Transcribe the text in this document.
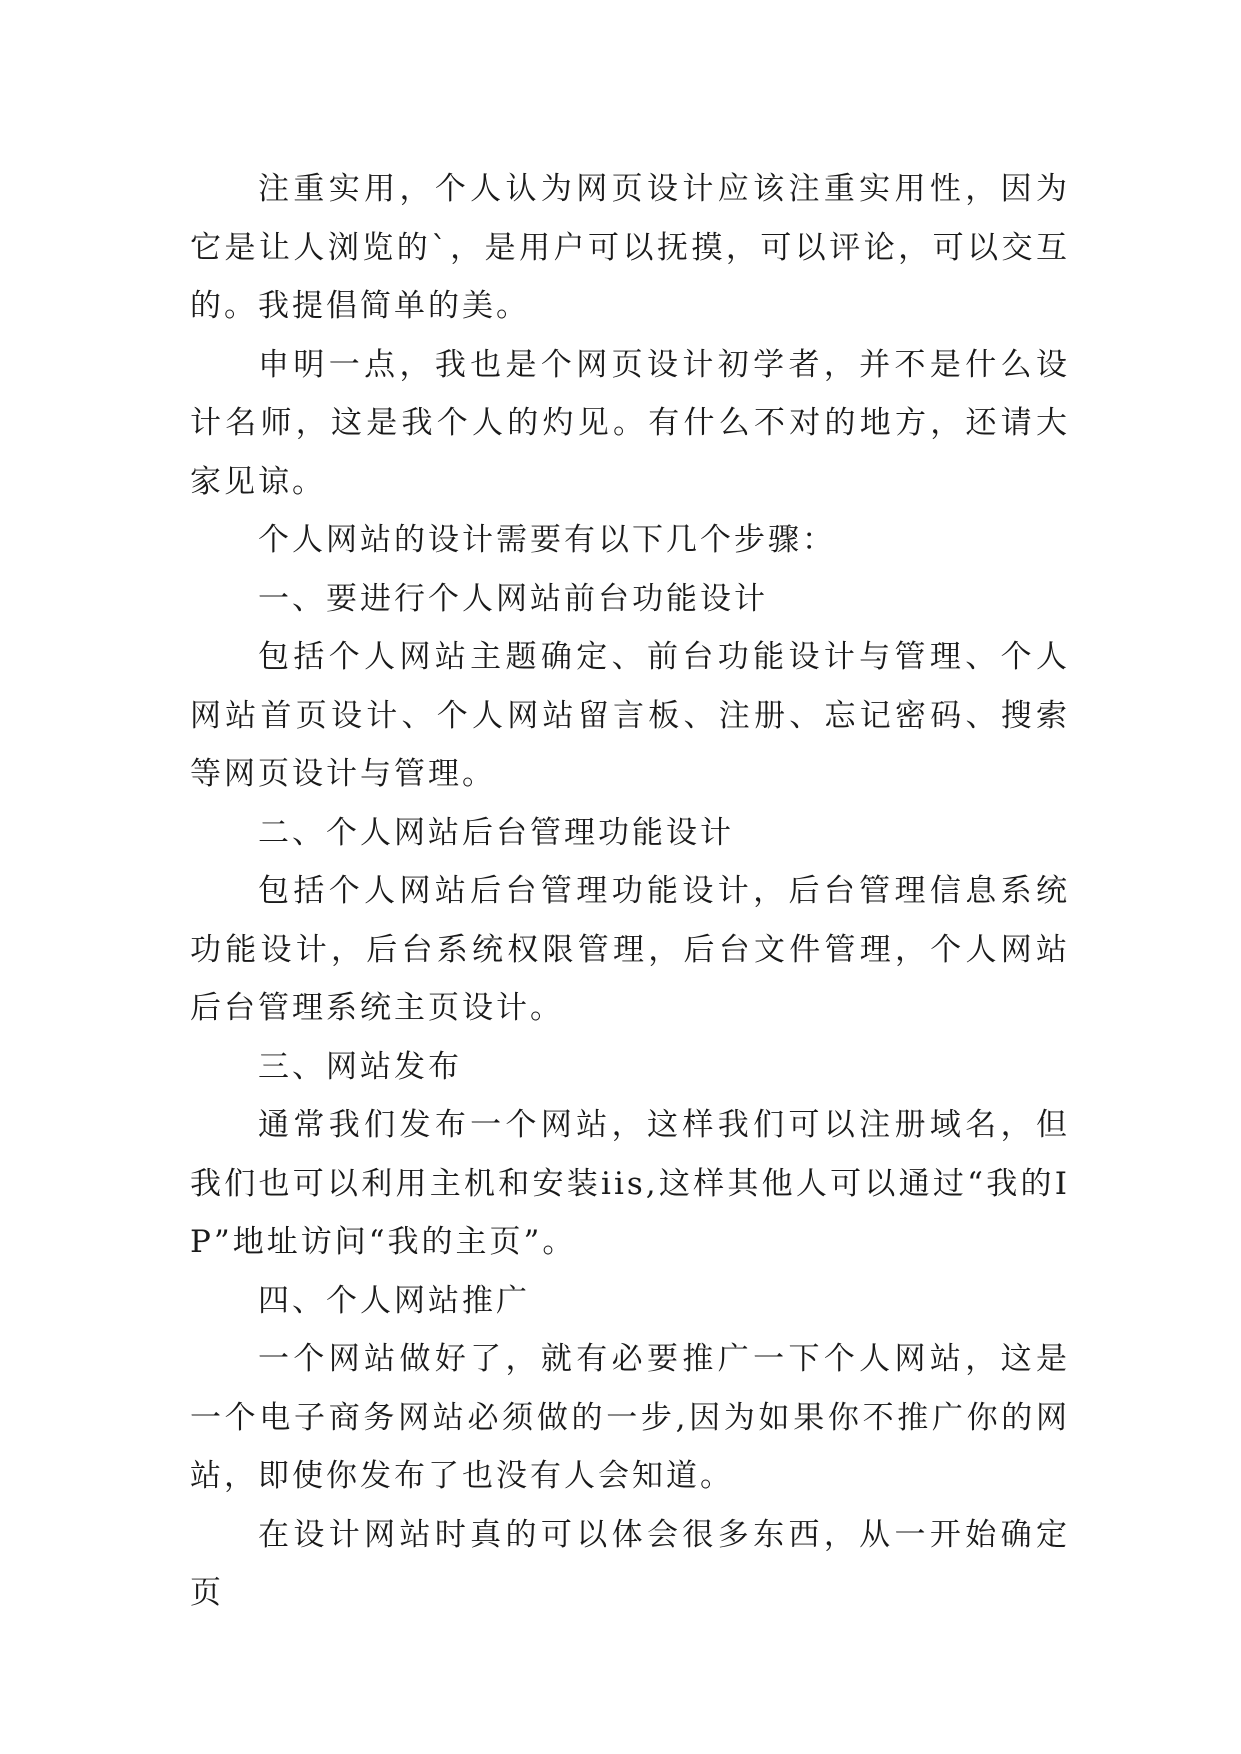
注重实用，个人认为网页设计应该注重实用性，因为它是让人浏览的`，是用户可以抚摸，可以评论，可以交互的。我提倡简单的美。

申明一点，我也是个网页设计初学者，并不是什么设计名师，这是我个人的灼见。有什么不对的地方，还请大家见谅。

个人网站的设计需要有以下几个步骤：

一、要进行个人网站前台功能设计

包括个人网站主题确定、前台功能设计与管理、个人网站首页设计、个人网站留言板、注册、忘记密码、搜索等网页设计与管理。

二、个人网站后台管理功能设计

包括个人网站后台管理功能设计，后台管理信息系统功能设计，后台系统权限管理，后台文件管理，个人网站后台管理系统主页设计。

三、网站发布

通常我们发布一个网站，这样我们可以注册域名，但我们也可以利用主机和安装iis,这样其他人可以通过“我的IP”地址访问“我的主页”。

四、个人网站推广

一个网站做好了，就有必要推广一下个人网站，这是一个电子商务网站必须做的一步,因为如果你不推广你的网站，即使你发布了也没有人会知道。

在设计网站时真的可以体会很多东西，从一开始确定页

★ ★ ★ ★ ★

Stated problem: Give an exact reproduction of every line, leaving out any picture.

Result of this task:
Transcribe the text in this document.
注重实用，个人认为网页设计应该注重实用性，因为它是让人浏览的`，是用户可以抚摸，可以评论，可以交互的。我提倡简单的美。

申明一点，我也是个网页设计初学者，并不是什么设计名师，这是我个人的灼见。有什么不对的地方，还请大家见谅。

个人网站的设计需要有以下几个步骤：

一、要进行个人网站前台功能设计

包括个人网站主题确定、前台功能设计与管理、个人网站首页设计、个人网站留言板、注册、忘记密码、搜索等网页设计与管理。

二、个人网站后台管理功能设计

包括个人网站后台管理功能设计，后台管理信息系统功能设计，后台系统权限管理，后台文件管理，个人网站后台管理系统主页设计。

三、网站发布

通常我们发布一个网站，这样我们可以注册域名，但我们也可以利用主机和安装iis,这样其他人可以通过“我的IP”地址访问“我的主页”。

四、个人网站推广

一个网站做好了，就有必要推广一下个人网站，这是一个电子商务网站必须做的一步,因为如果你不推广你的网站，即使你发布了也没有人会知道。

在设计网站时真的可以体会很多东西，从一开始确定页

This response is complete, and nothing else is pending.